▶ [WORK INSTRUCTIONS]
Filter this material down to the lines that hold "image", copying each one.
* Begin THE INPUT *
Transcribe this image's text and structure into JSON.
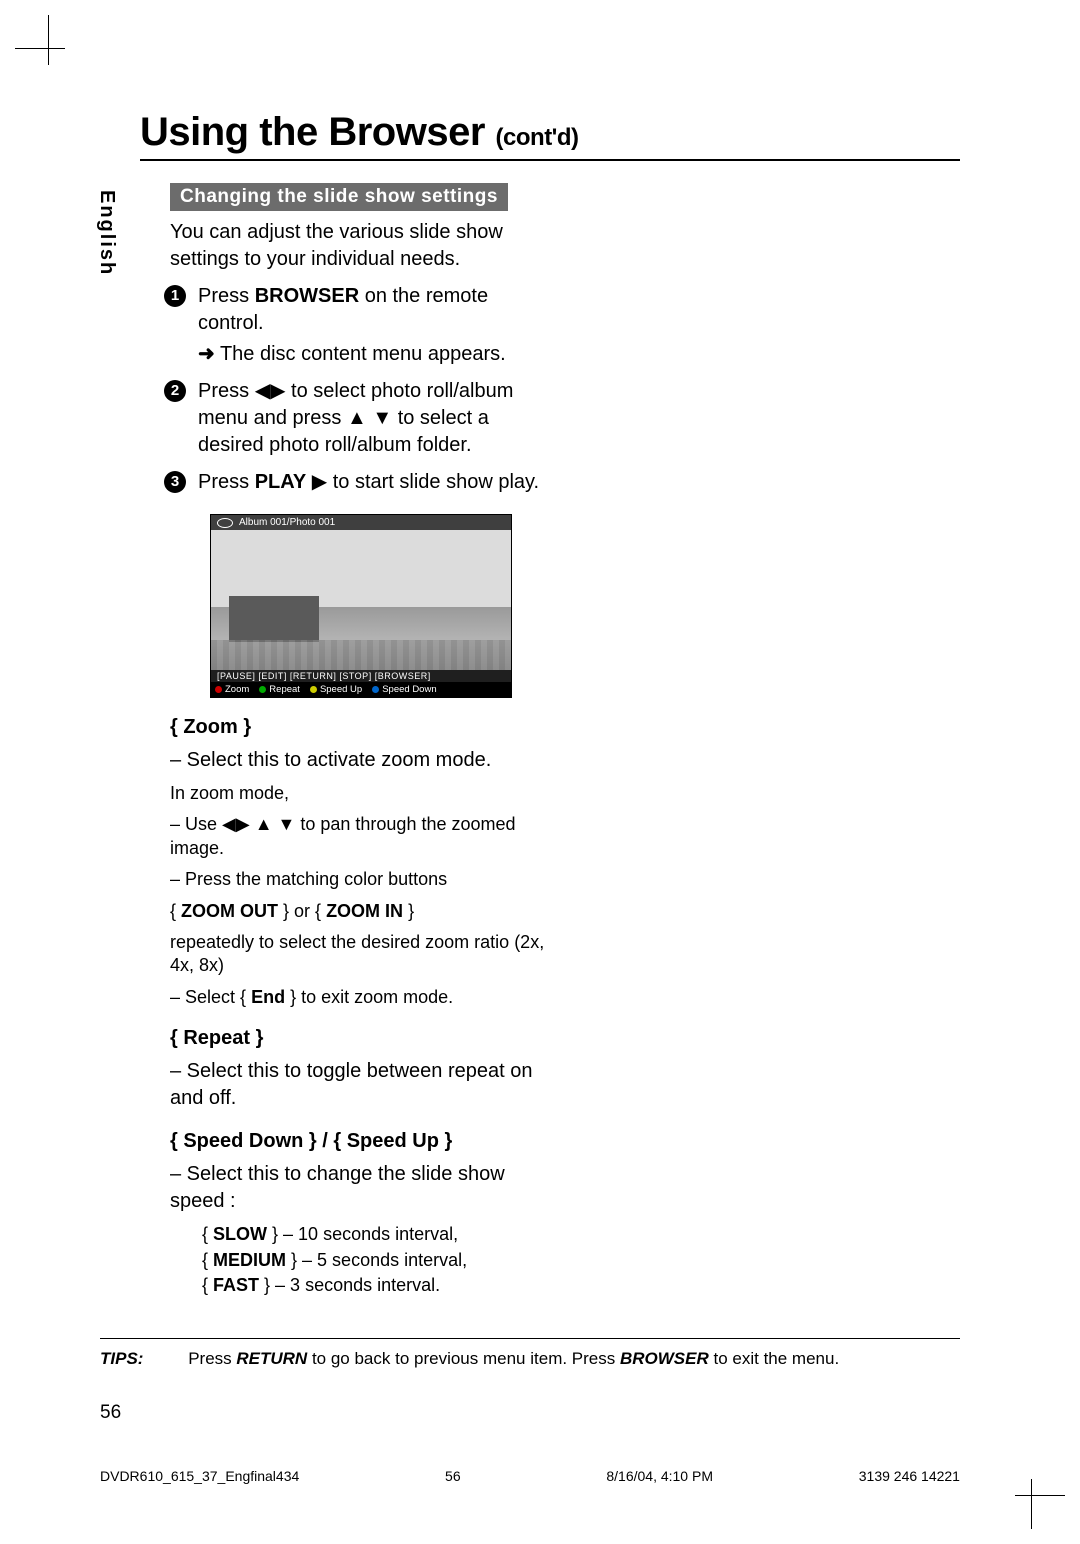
{
  "sidebar_lang": "English",
  "title_main": "Using the Browser",
  "title_suffix": "(cont'd)",
  "section_heading": "Changing the slide show settings",
  "intro": "You can adjust the various slide show settings to your individual needs.",
  "step1_a": "Press ",
  "step1_b_bold": "BROWSER",
  "step1_c": " on the remote control.",
  "step1_result": "The disc content menu appears.",
  "step2_a": "Press ",
  "step2_b": " to select photo roll/album menu and press ",
  "step2_c": " to select a desired photo roll/album folder.",
  "step3_a": "Press ",
  "step3_b_bold": "PLAY",
  "step3_c": "  to start slide show play.",
  "osd": {
    "header": "Album 001/Photo 001",
    "row1": "[PAUSE] [EDIT] [RETURN] [STOP] [BROWSER]",
    "zoom": "Zoom",
    "repeat": "Repeat",
    "speedup": "Speed Up",
    "speeddown": "Speed Down"
  },
  "zoom": {
    "head": "{ Zoom }",
    "line1": "–  Select this to activate zoom mode.",
    "line2": "In zoom mode,",
    "line3a": "–  Use ",
    "line3b": " to pan through the zoomed image.",
    "line4": "–  Press the matching color buttons",
    "line5_a": "{ ",
    "line5_b": "ZOOM OUT",
    "line5_c": " } or { ",
    "line5_d": "ZOOM IN",
    "line5_e": " }",
    "line6": "repeatedly to select the desired zoom ratio (2x, 4x, 8x)",
    "line7_a": "–  Select { ",
    "line7_b": "End",
    "line7_c": " } to exit zoom mode."
  },
  "repeat": {
    "head": "{ Repeat }",
    "line1": "–  Select this to toggle between repeat on and off."
  },
  "speed": {
    "head": "{ Speed Down } / { Speed Up }",
    "line1": "–  Select this to change the slide show speed :",
    "slow_a": "{ ",
    "slow_b": "SLOW",
    "slow_c": " } – 10 seconds interval,",
    "med_a": "{ ",
    "med_b": "MEDIUM",
    "med_c": " } – 5 seconds interval,",
    "fast_a": "{ ",
    "fast_b": "FAST",
    "fast_c": " } – 3 seconds interval."
  },
  "tips_label": "TIPS:",
  "tips_a": "Press ",
  "tips_b": "RETURN",
  "tips_c": " to go back to previous menu item.  Press ",
  "tips_d": "BROWSER",
  "tips_e": " to exit the menu.",
  "page_number": "56",
  "footer_left": "DVDR610_615_37_Engfinal434",
  "footer_mid": "56",
  "footer_date": "8/16/04, 4:10 PM",
  "footer_right": "3139 246 14221"
}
* End THE INPUT *
▶ [OUTPUT FOR THIS EXERCISE]
Transcribe this image's text and structure into JSON.
    "line3b": " to pan through the zoomed image.",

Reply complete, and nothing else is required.